::: INFORMATION PROVIDED

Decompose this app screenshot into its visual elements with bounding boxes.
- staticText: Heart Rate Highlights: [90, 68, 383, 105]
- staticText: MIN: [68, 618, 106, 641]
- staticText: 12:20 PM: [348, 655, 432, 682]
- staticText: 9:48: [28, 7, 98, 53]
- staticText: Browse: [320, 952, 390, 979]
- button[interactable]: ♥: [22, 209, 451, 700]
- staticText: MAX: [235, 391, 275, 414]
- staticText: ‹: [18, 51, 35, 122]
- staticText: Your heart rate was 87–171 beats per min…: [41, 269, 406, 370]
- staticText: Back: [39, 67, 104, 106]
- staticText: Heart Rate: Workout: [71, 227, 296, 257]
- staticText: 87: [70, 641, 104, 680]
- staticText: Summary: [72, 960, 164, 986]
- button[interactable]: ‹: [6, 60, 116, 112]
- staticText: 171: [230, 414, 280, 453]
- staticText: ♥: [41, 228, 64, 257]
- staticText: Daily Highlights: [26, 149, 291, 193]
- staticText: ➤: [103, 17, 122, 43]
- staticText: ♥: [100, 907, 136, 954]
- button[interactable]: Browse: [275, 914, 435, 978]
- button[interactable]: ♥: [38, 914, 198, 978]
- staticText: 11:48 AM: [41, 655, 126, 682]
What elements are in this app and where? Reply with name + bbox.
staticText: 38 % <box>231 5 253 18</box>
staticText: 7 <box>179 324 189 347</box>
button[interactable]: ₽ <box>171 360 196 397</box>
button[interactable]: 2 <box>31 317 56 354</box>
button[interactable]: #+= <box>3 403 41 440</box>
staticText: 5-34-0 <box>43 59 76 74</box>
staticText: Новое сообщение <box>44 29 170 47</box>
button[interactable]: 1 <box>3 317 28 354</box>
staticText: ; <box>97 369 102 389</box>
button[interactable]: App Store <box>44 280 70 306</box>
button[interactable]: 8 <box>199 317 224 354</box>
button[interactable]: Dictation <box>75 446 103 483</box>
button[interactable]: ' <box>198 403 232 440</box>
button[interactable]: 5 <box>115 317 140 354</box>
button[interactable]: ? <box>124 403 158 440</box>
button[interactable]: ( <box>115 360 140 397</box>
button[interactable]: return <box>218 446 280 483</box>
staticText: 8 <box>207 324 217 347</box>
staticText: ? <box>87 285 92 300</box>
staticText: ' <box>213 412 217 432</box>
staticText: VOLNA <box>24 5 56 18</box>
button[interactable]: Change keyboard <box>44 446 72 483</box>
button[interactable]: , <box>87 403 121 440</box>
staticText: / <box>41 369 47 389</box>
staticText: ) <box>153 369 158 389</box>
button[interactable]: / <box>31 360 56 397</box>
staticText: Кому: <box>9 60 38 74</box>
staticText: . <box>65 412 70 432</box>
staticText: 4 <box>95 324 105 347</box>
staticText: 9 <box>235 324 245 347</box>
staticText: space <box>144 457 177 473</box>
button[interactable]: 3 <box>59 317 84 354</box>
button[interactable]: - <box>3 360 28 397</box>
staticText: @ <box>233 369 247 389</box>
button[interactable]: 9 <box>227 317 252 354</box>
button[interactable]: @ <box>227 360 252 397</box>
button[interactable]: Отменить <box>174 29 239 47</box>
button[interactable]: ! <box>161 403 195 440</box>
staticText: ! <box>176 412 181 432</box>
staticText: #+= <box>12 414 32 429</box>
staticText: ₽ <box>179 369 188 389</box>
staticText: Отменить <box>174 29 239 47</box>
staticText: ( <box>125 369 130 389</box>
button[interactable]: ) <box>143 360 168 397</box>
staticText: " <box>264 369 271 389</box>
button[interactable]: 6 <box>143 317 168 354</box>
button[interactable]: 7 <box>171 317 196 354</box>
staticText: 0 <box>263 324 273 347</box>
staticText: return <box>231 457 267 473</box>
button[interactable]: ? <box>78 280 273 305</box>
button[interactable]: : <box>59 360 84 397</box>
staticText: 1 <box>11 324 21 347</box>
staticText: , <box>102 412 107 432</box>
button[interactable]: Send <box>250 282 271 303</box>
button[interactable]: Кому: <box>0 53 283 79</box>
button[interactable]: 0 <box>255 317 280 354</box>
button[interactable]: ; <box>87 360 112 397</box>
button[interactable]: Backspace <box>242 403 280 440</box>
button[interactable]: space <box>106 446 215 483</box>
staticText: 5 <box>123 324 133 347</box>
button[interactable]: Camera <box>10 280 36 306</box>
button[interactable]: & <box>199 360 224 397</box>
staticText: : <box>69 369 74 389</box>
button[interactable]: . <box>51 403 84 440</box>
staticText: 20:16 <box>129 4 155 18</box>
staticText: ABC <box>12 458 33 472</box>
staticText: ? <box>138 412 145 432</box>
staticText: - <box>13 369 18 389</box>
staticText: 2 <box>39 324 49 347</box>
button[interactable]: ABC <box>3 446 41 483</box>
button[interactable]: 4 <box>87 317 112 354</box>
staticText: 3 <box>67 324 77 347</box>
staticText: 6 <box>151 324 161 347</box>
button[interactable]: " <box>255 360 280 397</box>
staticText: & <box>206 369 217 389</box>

::::::

#### WRITTEN EXERCISE
Switch "elements" to "components" everywhere it occurs in the listing above, then write out the whole listing again with nothing else changed.

#### COMPLETED EXERCISE
Decompose this app screenshot into its visual components with bounding boxes.
- staticText: Heart Rate Highlights: [90, 68, 383, 105]
- staticText: MIN: [68, 618, 106, 641]
- staticText: 12:20 PM: [348, 655, 432, 682]
- staticText: 9:48: [28, 7, 98, 53]
- staticText: Browse: [320, 952, 390, 979]
- button[interactable]: ♥: [22, 209, 451, 700]
- staticText: MAX: [235, 391, 275, 414]
- staticText: ‹: [18, 51, 35, 122]
- staticText: Your heart rate was 87–171 beats per min…: [41, 269, 406, 370]
- staticText: Back: [39, 67, 104, 106]
- staticText: Heart Rate: Workout: [71, 227, 296, 257]
- staticText: 87: [70, 641, 104, 680]
- staticText: Summary: [72, 960, 164, 986]
- button[interactable]: ‹: [6, 60, 116, 112]
- staticText: 171: [230, 414, 280, 453]
- staticText: ♥: [41, 228, 64, 257]
- staticText: Daily Highlights: [26, 149, 291, 193]
- staticText: ➤: [103, 17, 122, 43]
- staticText: ♥: [100, 907, 136, 954]
- button[interactable]: Browse: [275, 914, 435, 978]
- button[interactable]: ♥: [38, 914, 198, 978]
- staticText: 11:48 AM: [41, 655, 126, 682]
What components are in this app and where? Reply with name + bbox.
staticText: 38 % <box>231 5 253 18</box>
staticText: 7 <box>179 324 189 347</box>
button[interactable]: ₽ <box>171 360 196 397</box>
button[interactable]: 2 <box>31 317 56 354</box>
button[interactable]: #+= <box>3 403 41 440</box>
staticText: 5-34-0 <box>43 59 76 74</box>
staticText: Новое сообщение <box>44 29 170 47</box>
button[interactable]: 1 <box>3 317 28 354</box>
staticText: ; <box>97 369 102 389</box>
button[interactable]: App Store <box>44 280 70 306</box>
button[interactable]: 8 <box>199 317 224 354</box>
button[interactable]: Dictation <box>75 446 103 483</box>
button[interactable]: ' <box>198 403 232 440</box>
button[interactable]: 5 <box>115 317 140 354</box>
button[interactable]: ? <box>124 403 158 440</box>
button[interactable]: ( <box>115 360 140 397</box>
button[interactable]: return <box>218 446 280 483</box>
staticText: 8 <box>207 324 217 347</box>
staticText: ? <box>87 285 92 300</box>
staticText: ' <box>213 412 217 432</box>
staticText: VOLNA <box>24 5 56 18</box>
button[interactable]: Change keyboard <box>44 446 72 483</box>
button[interactable]: , <box>87 403 121 440</box>
staticText: / <box>41 369 47 389</box>
staticText: ) <box>153 369 158 389</box>
button[interactable]: / <box>31 360 56 397</box>
staticText: Кому: <box>9 60 38 74</box>
staticText: . <box>65 412 70 432</box>
staticText: 4 <box>95 324 105 347</box>
staticText: 9 <box>235 324 245 347</box>
staticText: space <box>144 457 177 473</box>
button[interactable]: 3 <box>59 317 84 354</box>
button[interactable]: - <box>3 360 28 397</box>
staticText: @ <box>233 369 247 389</box>
button[interactable]: 9 <box>227 317 252 354</box>
button[interactable]: @ <box>227 360 252 397</box>
button[interactable]: Отменить <box>174 29 239 47</box>
button[interactable]: ! <box>161 403 195 440</box>
staticText: ! <box>176 412 181 432</box>
staticText: #+= <box>12 414 32 429</box>
staticText: ₽ <box>179 369 188 389</box>
staticText: Отменить <box>174 29 239 47</box>
staticText: ( <box>125 369 130 389</box>
button[interactable]: ) <box>143 360 168 397</box>
staticText: " <box>264 369 271 389</box>
button[interactable]: 6 <box>143 317 168 354</box>
button[interactable]: 7 <box>171 317 196 354</box>
staticText: 0 <box>263 324 273 347</box>
staticText: return <box>231 457 267 473</box>
button[interactable]: ? <box>78 280 273 305</box>
button[interactable]: : <box>59 360 84 397</box>
staticText: 1 <box>11 324 21 347</box>
staticText: , <box>102 412 107 432</box>
button[interactable]: Send <box>250 282 271 303</box>
button[interactable]: Кому: <box>0 53 283 79</box>
button[interactable]: 0 <box>255 317 280 354</box>
button[interactable]: ; <box>87 360 112 397</box>
button[interactable]: Backspace <box>242 403 280 440</box>
button[interactable]: space <box>106 446 215 483</box>
staticText: 5 <box>123 324 133 347</box>
button[interactable]: Camera <box>10 280 36 306</box>
button[interactable]: & <box>199 360 224 397</box>
staticText: : <box>69 369 74 389</box>
button[interactable]: . <box>51 403 84 440</box>
staticText: 20:16 <box>129 4 155 18</box>
staticText: ABC <box>12 458 33 472</box>
staticText: ? <box>138 412 145 432</box>
staticText: - <box>13 369 18 389</box>
staticText: 2 <box>39 324 49 347</box>
button[interactable]: ABC <box>3 446 41 483</box>
button[interactable]: 4 <box>87 317 112 354</box>
staticText: 3 <box>67 324 77 347</box>
staticText: 6 <box>151 324 161 347</box>
button[interactable]: " <box>255 360 280 397</box>
staticText: & <box>206 369 217 389</box>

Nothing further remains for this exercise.